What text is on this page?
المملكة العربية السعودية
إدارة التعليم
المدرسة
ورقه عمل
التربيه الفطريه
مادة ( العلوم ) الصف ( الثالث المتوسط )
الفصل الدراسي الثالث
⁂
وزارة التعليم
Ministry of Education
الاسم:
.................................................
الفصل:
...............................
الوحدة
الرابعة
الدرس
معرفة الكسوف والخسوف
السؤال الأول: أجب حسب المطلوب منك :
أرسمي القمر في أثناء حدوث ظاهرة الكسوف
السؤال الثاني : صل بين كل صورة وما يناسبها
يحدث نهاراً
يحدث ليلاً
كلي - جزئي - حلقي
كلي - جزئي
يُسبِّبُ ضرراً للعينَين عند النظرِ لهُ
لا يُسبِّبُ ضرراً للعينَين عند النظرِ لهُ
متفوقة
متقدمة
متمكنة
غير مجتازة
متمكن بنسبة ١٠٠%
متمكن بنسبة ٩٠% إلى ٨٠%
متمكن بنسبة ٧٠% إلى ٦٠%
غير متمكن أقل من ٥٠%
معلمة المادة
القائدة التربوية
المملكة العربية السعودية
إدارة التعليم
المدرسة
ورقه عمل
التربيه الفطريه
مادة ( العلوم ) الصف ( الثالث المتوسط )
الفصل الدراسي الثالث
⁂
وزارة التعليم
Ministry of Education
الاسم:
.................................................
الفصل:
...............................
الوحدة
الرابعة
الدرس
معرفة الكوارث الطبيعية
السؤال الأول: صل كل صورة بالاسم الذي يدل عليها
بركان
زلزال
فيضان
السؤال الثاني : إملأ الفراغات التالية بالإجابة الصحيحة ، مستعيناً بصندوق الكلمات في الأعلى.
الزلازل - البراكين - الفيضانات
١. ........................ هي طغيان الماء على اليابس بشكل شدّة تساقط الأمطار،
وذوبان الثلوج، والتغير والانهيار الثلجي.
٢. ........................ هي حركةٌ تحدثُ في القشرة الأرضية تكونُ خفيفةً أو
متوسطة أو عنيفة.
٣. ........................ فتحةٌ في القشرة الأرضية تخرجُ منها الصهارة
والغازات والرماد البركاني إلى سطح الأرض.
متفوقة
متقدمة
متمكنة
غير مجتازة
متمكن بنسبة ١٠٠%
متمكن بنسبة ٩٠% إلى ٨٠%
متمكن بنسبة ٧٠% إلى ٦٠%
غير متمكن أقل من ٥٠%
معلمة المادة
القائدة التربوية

§ §

# GIVEN REQUEST
Identify each line in the entries with the word "الأرضية" and copy it.

# FINAL ANSWER
٢. ........................ هي حركةٌ تحدثُ في القشرة الأرضية تكونُ خفيفةً أو
٣. ........................ فتحةٌ في القشرة الأرضية تخرجُ منها الصهارة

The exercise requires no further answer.